### Document segment
====
Assuming the husband dies in November and had already taken his MRD. Wife dies in April of the next year before taking the IRA as her own. She is the sole beneficiary so the estate becomes the owner of the inherited IRA. Assuming the Estate takes the MRD before 12/31 using uniform table as required by the wife before setting up the inherited IRA’s for the three children?  Then distributions continue the next year using life expectancy this year minus 1 year for next year’s first distribution.  Thank you for the input here!



  • Since husband took his year of death RMD AND the wife passed prior to the end of the next year, there is no way that a deemed election could occur since there was no RMD delinquency when the wife passed in April. Wife’s estate would become the beneficiary of the IRA, not the actual IRA owner. And the wife’s remaining life expectancy would apply to the estate or the estate beneficiaries if the executor assigned the IRA to them.
  • If the wife passed as the IRA beneficiary in the year she would otherwise reach 84, then her Table I divisor would be 8.1 for her first beneficiary RMD year and her estate (or estate beneficiaries) would use that. Each following year gets a reduction of 1.0 from the first divisor so the account would be drained in a little over 8 years.


Thank you!



Moving to distribute the Inh IRA in the Estate of second spouse to three children – sole beneficiaries of Estate. Finding out that Schwab doesn’t like distributing to separate Inh IRA’s from Estate. In this case three beneficiaries of the current Estate Account holding the Inh IRA we have been discussing. Schwab will do it by exception only and is looking for reference to a PLR in the letter of direction. Do they really need a PLR to move assets to three Inh IRA’s. Looks like I should have gone to Vanguard!



  • In greenham’s last case, if the wife was the beneficiary but died before rolling it over, if the children were the contingent beneficiaries, the wife’s executors could disclaim the IRA so it would go to the children who could then stretch it over their life expectancies.  Depending on state law, the wife’s executors might need court approval to disclaim on her behalf.  Of course, the wife’s executors would probably not disclaim the IRA unless the beneficiaries of the wife’s estate were the same as the contingent beneficiaries of the IRA.
====
### Document understanding data
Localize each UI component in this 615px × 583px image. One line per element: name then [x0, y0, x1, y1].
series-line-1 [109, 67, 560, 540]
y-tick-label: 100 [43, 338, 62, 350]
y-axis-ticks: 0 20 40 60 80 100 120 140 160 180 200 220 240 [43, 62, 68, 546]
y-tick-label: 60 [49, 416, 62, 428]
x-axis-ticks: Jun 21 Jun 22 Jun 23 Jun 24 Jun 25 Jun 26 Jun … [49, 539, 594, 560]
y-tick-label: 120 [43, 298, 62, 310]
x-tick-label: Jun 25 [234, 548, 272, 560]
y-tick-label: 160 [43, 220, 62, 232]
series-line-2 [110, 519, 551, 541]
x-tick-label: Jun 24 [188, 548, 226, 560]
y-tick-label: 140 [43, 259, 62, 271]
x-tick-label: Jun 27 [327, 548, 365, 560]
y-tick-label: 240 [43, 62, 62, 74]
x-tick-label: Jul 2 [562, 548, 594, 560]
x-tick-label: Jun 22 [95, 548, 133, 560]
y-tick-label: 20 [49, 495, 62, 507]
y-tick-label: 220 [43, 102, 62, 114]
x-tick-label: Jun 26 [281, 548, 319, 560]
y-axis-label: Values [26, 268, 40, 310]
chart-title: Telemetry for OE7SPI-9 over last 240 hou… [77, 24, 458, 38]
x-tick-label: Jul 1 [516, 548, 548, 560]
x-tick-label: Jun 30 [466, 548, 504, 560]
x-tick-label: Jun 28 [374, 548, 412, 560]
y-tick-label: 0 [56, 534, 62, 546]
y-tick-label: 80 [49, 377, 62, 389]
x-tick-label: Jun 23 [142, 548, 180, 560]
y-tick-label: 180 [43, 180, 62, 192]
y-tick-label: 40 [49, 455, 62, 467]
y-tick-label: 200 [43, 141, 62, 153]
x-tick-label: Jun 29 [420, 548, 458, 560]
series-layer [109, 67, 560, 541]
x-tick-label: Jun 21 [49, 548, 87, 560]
====
### To do
(1) Summarize the inherited IRA discussion in two sentences.
(2) Continue the inherited IRA discussion from where it stops.

### Responses in order
(1) A wife who was the sole beneficiary of her husband's IRA died before taking it as her own, so her estate became the beneficiary, and a reply explains that her remaining life expectancy would apply to the estate or its beneficiaries, with the divisor reduced by 1.0 each year. Schwab will split the estate's inherited IRA into three inherited IRAs for the children only by exception and wants a PLR referenced, and another reply notes that the wife's executors could instead disclaim the IRA so it would go to the children if they were the contingent beneficiaries.

(2)
  • If the above won’t work, and the executors of the wife’s estate want to distribute the inherited IRA to the children, if Schwab won’t do it, the executors could move the inherited IRA to a different custodian. 

 

  • Would Schwab do it if the attorney for the wife’s estate gave them a citation to another PLR, or a legal opinion, rather than requiring the wife’s estate to get its own PLR.  We’ve obtained PLRs involving IRAs, but between the legal fees and the IRS’ user fee, they’re expensive, so the attorney for the wife’s estate should look to see if there’s a solution that doesn’t require obtaining a PLR.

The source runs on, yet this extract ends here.